DATA ROWS
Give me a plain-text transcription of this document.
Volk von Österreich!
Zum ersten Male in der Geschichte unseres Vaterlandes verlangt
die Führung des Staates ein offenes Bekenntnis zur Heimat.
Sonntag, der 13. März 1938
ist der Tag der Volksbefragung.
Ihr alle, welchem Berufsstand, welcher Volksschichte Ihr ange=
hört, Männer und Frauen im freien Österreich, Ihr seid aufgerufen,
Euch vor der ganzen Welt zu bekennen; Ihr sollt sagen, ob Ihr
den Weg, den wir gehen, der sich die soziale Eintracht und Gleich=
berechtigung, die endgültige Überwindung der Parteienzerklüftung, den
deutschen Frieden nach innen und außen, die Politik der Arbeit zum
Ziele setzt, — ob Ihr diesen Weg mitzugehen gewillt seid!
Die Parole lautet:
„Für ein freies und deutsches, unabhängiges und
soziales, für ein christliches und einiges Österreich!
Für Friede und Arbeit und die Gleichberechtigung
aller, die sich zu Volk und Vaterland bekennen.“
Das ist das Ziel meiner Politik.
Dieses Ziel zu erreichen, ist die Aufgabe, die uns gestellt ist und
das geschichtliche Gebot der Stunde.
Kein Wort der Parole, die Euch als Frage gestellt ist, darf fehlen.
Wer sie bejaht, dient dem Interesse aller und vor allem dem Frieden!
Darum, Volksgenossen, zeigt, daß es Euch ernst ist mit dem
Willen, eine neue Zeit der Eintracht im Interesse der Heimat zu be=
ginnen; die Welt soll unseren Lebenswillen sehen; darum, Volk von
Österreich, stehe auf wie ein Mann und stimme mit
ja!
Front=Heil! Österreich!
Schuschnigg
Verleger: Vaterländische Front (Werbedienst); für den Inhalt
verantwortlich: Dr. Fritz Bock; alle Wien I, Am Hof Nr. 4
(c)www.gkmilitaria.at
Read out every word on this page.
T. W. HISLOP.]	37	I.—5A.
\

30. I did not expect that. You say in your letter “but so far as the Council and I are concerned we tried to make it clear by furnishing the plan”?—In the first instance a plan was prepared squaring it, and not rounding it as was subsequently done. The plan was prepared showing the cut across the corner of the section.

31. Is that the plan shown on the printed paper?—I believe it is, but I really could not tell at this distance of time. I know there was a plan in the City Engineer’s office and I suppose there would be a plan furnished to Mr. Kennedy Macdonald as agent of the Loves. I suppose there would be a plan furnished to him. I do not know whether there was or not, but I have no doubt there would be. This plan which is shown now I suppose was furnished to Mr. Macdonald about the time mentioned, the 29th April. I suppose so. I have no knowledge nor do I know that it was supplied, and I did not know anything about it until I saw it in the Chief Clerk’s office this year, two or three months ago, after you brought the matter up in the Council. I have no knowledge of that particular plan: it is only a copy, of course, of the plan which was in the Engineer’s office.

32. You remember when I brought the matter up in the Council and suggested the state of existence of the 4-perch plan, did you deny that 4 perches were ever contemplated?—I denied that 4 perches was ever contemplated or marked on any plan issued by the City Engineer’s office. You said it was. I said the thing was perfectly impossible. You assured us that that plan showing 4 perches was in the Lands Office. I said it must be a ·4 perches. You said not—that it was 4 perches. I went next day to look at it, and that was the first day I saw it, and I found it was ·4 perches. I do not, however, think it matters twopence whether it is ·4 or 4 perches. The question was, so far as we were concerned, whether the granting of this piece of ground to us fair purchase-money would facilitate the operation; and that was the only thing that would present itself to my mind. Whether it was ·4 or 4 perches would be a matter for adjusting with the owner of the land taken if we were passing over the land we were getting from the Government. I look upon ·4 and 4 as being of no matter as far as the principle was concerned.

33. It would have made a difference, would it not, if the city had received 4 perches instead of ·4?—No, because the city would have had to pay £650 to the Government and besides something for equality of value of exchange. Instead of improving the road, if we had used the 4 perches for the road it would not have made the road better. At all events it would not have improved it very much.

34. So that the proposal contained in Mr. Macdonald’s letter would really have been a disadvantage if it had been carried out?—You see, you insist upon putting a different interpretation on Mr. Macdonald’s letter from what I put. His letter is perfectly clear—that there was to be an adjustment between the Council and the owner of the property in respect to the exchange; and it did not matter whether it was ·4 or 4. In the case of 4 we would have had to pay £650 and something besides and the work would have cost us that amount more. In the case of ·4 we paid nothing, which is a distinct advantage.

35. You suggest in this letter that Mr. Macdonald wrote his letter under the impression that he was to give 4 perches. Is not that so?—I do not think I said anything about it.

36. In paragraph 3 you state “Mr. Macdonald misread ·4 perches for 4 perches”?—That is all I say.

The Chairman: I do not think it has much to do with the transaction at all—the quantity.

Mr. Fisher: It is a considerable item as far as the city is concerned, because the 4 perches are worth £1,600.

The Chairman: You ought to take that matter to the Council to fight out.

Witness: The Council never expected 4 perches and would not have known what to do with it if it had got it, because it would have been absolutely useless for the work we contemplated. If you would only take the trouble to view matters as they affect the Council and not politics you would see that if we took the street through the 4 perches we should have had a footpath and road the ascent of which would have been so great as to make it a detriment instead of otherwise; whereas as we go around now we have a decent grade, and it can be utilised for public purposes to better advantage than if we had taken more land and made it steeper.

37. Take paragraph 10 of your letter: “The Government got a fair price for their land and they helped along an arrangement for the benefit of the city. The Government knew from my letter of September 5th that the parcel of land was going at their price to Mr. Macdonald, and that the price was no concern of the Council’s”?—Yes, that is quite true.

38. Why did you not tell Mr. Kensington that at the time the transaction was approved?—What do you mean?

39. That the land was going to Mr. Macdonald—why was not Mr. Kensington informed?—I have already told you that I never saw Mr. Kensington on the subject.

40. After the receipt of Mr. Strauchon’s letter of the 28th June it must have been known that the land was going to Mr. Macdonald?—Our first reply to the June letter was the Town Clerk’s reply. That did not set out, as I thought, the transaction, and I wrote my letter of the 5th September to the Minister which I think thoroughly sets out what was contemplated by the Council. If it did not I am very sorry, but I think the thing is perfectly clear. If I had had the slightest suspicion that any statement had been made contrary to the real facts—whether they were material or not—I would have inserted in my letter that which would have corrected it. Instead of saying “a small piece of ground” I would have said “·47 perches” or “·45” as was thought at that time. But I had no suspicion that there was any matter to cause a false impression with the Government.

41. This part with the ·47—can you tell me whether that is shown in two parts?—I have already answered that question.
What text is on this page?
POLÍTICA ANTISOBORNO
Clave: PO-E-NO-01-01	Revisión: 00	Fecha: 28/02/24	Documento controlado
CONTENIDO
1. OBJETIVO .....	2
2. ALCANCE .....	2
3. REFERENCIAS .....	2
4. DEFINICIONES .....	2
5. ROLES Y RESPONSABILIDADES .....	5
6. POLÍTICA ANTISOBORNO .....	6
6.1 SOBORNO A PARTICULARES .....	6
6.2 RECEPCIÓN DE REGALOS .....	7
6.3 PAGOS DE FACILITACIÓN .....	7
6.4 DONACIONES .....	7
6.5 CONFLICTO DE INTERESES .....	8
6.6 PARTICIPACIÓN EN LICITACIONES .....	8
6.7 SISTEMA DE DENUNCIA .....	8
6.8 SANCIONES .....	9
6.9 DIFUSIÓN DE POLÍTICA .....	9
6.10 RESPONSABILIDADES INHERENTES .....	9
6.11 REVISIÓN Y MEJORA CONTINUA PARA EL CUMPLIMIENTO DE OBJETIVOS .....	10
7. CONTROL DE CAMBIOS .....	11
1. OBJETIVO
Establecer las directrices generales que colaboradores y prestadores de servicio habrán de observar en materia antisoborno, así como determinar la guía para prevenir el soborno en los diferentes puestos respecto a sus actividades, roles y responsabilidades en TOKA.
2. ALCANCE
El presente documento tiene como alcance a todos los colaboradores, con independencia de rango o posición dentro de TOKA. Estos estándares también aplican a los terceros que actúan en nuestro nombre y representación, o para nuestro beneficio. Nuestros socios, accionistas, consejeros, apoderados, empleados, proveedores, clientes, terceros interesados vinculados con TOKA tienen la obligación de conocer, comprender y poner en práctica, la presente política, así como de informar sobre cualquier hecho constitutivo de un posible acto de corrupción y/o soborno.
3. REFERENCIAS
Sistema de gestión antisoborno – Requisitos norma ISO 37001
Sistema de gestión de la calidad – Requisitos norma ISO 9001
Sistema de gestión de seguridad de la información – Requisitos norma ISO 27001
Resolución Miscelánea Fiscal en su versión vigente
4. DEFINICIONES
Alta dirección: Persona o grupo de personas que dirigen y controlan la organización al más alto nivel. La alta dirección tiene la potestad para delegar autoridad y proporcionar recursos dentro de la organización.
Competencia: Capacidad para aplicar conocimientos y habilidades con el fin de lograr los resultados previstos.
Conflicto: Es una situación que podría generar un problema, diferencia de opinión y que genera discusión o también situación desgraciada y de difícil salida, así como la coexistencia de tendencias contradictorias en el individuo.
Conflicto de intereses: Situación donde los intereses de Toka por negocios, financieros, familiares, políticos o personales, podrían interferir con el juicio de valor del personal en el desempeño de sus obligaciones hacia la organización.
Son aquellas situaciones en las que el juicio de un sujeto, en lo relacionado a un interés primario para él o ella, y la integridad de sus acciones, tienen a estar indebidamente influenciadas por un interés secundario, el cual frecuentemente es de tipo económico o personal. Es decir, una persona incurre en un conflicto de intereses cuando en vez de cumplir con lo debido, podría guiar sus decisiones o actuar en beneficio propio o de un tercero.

SET TASK
Make a list of all lines in the data that contain "Eintracht".

TASK RESULT
den Weg, den wir gehen, der sich die soziale Eintracht und Gleich=
Willen, eine neue Zeit der Eintracht im Interesse der Heimat zu be=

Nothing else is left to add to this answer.